** Set problem **
Look through the listing for the word "indent". Copy each line that has it.

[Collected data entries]
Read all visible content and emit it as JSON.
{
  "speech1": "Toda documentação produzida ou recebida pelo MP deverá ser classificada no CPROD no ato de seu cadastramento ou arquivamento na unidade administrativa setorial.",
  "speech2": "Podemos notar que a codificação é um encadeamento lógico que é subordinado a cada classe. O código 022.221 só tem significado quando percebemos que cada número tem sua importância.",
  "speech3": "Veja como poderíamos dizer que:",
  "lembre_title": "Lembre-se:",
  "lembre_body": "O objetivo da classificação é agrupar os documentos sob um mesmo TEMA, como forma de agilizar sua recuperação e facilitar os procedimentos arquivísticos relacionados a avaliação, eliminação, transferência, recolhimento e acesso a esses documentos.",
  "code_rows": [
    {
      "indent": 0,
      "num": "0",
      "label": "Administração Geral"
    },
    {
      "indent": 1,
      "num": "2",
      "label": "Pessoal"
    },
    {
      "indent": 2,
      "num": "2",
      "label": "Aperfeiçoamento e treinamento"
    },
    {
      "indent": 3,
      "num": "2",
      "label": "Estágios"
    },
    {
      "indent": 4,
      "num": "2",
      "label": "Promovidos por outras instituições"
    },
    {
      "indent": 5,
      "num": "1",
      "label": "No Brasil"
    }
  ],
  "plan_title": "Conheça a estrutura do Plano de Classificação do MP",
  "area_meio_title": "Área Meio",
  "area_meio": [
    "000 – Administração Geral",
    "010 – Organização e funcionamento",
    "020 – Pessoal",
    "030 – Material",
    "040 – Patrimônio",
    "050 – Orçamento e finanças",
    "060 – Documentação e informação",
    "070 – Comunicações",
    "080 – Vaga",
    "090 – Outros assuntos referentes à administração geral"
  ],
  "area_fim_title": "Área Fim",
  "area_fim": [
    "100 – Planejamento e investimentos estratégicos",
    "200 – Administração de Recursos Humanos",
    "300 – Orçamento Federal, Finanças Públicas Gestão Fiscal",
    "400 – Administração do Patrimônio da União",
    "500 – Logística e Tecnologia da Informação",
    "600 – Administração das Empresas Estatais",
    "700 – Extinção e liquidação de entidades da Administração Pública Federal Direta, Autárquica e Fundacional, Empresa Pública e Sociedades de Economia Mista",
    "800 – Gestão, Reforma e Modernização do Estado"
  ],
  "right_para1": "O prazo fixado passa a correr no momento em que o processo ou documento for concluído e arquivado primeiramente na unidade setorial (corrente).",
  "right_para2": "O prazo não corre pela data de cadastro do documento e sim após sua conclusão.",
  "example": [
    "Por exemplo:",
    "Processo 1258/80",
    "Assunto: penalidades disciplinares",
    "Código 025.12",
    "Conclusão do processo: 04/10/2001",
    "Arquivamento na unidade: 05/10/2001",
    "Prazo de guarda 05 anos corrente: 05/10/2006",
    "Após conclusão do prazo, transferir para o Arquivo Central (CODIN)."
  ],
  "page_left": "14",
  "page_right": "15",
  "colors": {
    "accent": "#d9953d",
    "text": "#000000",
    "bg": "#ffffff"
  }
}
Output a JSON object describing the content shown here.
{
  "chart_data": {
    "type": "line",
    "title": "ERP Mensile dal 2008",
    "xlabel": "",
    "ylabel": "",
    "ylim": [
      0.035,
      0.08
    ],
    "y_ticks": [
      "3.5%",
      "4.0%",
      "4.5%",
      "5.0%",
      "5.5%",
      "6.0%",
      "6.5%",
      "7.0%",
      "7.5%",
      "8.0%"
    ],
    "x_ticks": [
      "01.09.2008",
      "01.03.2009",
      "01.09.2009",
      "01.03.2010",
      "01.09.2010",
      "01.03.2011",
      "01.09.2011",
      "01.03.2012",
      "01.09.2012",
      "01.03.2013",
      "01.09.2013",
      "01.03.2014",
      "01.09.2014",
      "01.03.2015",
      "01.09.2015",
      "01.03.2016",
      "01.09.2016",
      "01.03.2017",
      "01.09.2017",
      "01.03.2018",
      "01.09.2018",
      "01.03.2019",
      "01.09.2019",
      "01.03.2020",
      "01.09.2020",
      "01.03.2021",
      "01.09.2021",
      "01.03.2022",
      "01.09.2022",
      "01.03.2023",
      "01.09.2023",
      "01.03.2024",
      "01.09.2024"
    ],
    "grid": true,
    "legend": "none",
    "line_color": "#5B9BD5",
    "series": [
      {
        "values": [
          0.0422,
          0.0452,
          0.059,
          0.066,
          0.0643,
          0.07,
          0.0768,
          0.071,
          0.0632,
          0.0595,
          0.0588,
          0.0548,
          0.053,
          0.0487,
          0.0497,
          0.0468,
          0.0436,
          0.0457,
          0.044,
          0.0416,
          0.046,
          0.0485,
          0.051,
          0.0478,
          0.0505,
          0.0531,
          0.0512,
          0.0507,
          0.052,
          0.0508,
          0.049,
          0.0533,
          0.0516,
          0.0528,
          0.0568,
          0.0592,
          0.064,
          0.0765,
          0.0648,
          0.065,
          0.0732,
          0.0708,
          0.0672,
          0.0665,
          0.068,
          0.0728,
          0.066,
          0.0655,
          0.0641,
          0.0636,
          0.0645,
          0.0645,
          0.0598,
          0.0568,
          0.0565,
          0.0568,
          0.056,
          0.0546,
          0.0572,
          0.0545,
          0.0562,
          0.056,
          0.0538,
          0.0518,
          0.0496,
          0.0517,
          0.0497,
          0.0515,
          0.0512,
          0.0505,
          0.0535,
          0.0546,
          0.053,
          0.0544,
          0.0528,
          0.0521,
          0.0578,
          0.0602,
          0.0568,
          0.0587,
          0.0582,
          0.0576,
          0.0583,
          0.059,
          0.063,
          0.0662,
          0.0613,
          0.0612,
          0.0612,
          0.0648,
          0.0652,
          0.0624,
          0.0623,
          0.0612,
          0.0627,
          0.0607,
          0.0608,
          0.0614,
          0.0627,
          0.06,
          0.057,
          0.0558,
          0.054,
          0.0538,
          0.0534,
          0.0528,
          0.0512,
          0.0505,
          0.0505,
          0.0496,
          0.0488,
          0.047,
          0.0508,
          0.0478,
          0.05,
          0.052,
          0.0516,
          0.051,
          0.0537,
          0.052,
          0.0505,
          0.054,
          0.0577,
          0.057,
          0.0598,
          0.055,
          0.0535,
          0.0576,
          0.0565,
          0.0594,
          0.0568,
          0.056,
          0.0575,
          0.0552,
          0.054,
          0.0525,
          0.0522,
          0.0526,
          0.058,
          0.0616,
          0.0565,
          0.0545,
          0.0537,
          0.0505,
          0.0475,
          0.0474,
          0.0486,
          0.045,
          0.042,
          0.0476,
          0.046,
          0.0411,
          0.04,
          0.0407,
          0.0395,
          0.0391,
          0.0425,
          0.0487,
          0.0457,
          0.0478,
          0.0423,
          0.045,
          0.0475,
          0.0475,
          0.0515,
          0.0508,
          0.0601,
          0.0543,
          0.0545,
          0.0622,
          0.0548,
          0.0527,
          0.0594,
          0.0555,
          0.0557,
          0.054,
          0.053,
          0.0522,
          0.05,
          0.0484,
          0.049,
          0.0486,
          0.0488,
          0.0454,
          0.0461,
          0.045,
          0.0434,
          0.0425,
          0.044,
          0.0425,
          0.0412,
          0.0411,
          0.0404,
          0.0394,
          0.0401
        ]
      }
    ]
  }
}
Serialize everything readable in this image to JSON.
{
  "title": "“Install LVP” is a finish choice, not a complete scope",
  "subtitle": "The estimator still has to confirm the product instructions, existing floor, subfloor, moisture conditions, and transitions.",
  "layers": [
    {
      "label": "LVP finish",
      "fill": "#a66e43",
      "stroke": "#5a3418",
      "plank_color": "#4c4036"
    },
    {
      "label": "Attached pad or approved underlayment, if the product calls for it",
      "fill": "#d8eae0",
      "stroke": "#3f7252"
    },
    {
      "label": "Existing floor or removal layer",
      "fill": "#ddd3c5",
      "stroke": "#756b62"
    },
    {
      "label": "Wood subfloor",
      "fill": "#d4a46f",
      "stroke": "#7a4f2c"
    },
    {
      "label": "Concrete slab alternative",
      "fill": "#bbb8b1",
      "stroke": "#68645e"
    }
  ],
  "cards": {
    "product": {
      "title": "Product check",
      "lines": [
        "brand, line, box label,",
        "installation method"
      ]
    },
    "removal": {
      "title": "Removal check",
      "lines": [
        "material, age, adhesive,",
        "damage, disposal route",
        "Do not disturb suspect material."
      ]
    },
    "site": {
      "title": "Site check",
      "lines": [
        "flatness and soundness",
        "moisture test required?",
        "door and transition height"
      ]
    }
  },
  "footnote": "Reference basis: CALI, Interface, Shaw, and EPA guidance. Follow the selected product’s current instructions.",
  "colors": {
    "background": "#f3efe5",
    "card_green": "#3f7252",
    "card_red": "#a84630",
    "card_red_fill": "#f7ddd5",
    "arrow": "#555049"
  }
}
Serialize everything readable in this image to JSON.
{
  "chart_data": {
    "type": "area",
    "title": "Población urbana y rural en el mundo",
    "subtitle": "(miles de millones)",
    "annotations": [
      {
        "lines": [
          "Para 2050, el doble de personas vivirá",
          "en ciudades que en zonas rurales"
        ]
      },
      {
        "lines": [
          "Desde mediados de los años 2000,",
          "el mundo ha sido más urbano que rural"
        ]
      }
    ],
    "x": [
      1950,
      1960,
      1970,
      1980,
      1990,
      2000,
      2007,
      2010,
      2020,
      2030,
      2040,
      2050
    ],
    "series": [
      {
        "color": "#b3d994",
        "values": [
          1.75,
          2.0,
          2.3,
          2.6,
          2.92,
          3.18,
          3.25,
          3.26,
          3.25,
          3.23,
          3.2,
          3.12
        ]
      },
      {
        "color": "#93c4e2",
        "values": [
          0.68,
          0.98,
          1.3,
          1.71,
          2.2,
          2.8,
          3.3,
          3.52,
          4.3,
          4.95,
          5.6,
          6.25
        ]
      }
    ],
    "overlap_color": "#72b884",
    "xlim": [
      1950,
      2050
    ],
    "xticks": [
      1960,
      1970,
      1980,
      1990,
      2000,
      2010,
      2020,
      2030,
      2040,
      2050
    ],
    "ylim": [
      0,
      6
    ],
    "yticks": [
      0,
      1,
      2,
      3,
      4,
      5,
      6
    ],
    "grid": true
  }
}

** Answer to the exercise **
      "indent": 0,
      "indent": 1,
      "indent": 2,
      "indent": 3,
      "indent": 4,
      "indent": 5,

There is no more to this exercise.